**EXCERPTED DATA**
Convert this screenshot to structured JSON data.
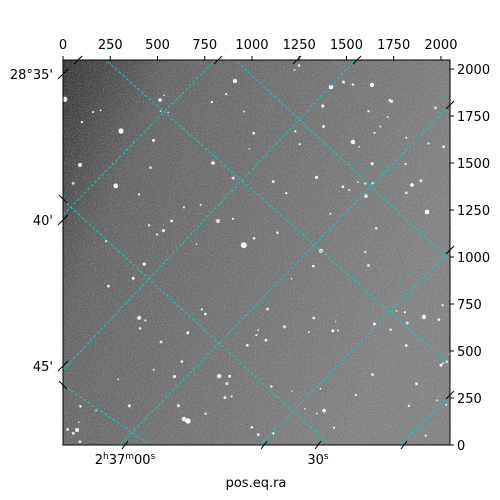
{
  "chart_data": {
    "type": "image",
    "xlabel": "pos.eq.ra",
    "ylabel": "",
    "pixel_axes": {
      "xlim": [
        0,
        2048
      ],
      "ylim": [
        0,
        2048
      ],
      "x_ticks": [
        "0",
        "250",
        "500",
        "750",
        "1000",
        "1250",
        "1500",
        "1750",
        "2000"
      ],
      "y_ticks": [
        "0",
        "250",
        "500",
        "750",
        "1000",
        "1250",
        "1500",
        "1750",
        "2000"
      ]
    },
    "world_axes": {
      "dec_ticks": [
        "28°35'",
        "40'",
        "45'"
      ],
      "ra_ticks": [
        {
          "h": "2",
          "m": "37",
          "s": "00"
        },
        {
          "s": "30"
        }
      ]
    },
    "grid": true,
    "grid_color": "#00d0d0",
    "image_colormap": "gray",
    "background_shade": "#7d7d7d"
  }
}
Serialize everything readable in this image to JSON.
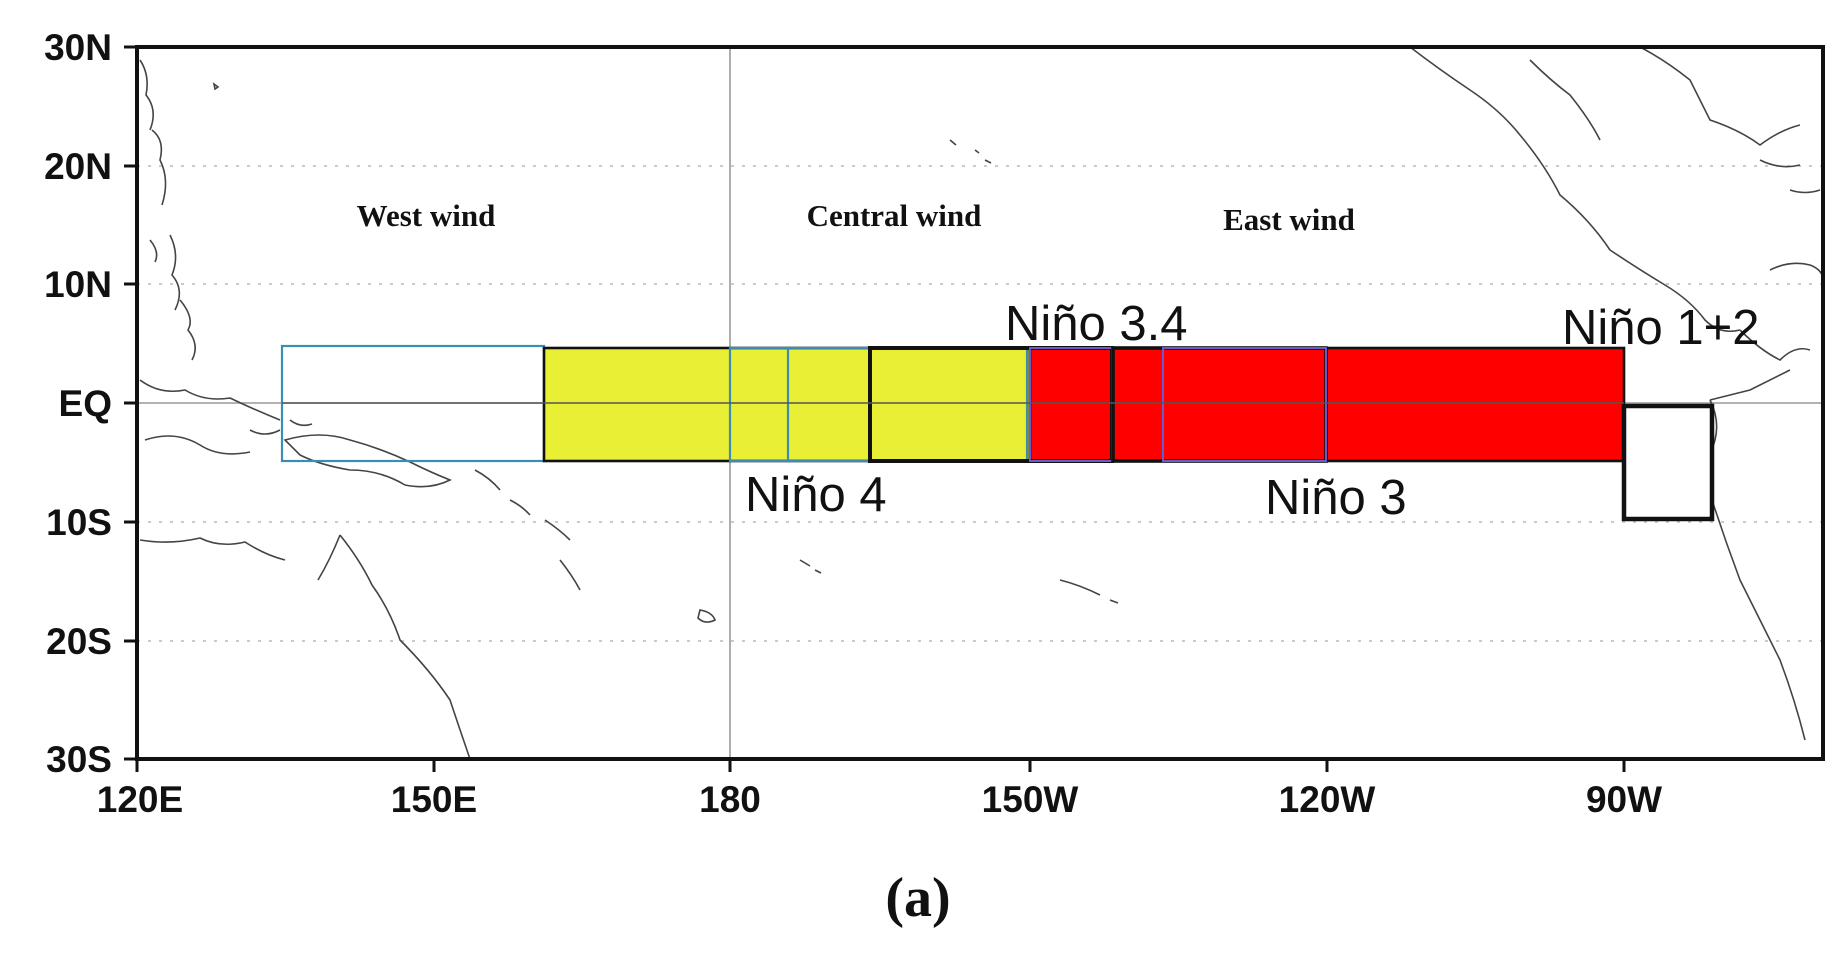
{
  "figure": {
    "panel_label": "(a)"
  },
  "axes": {
    "y_ticks": [
      "30N",
      "20N",
      "10N",
      "EQ",
      "10S",
      "20S",
      "30S"
    ],
    "x_ticks": [
      "120E",
      "150E",
      "180",
      "150W",
      "120W",
      "90W"
    ]
  },
  "wind_labels": {
    "west": "West wind",
    "central": "Central wind",
    "east": "East wind"
  },
  "regions": {
    "nino34": "Niño 3.4",
    "nino12": "Niño 1+2",
    "nino4": "Niño 4",
    "nino3": "Niño 3"
  },
  "colors": {
    "west_box_outline": "#3a8fb0",
    "central_fill": "#e9ef35",
    "east_fill": "#ff0000",
    "frame": "#111111"
  }
}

**DIRECTION**
Output all of the data exactly as it stands, minus any images.

**SOLUTION TO THE PROBLEM**
Convert this screenshot to structured JSON data.
{
  "chart_data": {
    "type": "image",
    "xlabel": "pos.eq.ra",
    "ylabel": "",
    "pixel_axes": {
      "xlim": [
        0,
        2048
      ],
      "ylim": [
        0,
        2048
      ],
      "x_ticks": [
        "0",
        "250",
        "500",
        "750",
        "1000",
        "1250",
        "1500",
        "1750",
        "2000"
      ],
      "y_ticks": [
        "0",
        "250",
        "500",
        "750",
        "1000",
        "1250",
        "1500",
        "1750",
        "2000"
      ]
    },
    "world_axes": {
      "dec_ticks": [
        "28°35'",
        "40'",
        "45'"
      ],
      "ra_ticks": [
        {
          "h": "2",
          "m": "37",
          "s": "00"
        },
        {
          "s": "30"
        }
      ]
    },
    "grid": true,
    "grid_color": "#00d0d0",
    "image_colormap": "gray",
    "background_shade": "#7d7d7d"
  }
}
Serialize everything readable in this image to JSON.
{
  "figure": {
    "panel_label": "(a)"
  },
  "axes": {
    "y_ticks": [
      "30N",
      "20N",
      "10N",
      "EQ",
      "10S",
      "20S",
      "30S"
    ],
    "x_ticks": [
      "120E",
      "150E",
      "180",
      "150W",
      "120W",
      "90W"
    ]
  },
  "wind_labels": {
    "west": "West wind",
    "central": "Central wind",
    "east": "East wind"
  },
  "regions": {
    "nino34": "Niño 3.4",
    "nino12": "Niño 1+2",
    "nino4": "Niño 4",
    "nino3": "Niño 3"
  },
  "colors": {
    "west_box_outline": "#3a8fb0",
    "central_fill": "#e9ef35",
    "east_fill": "#ff0000",
    "frame": "#111111"
  }
}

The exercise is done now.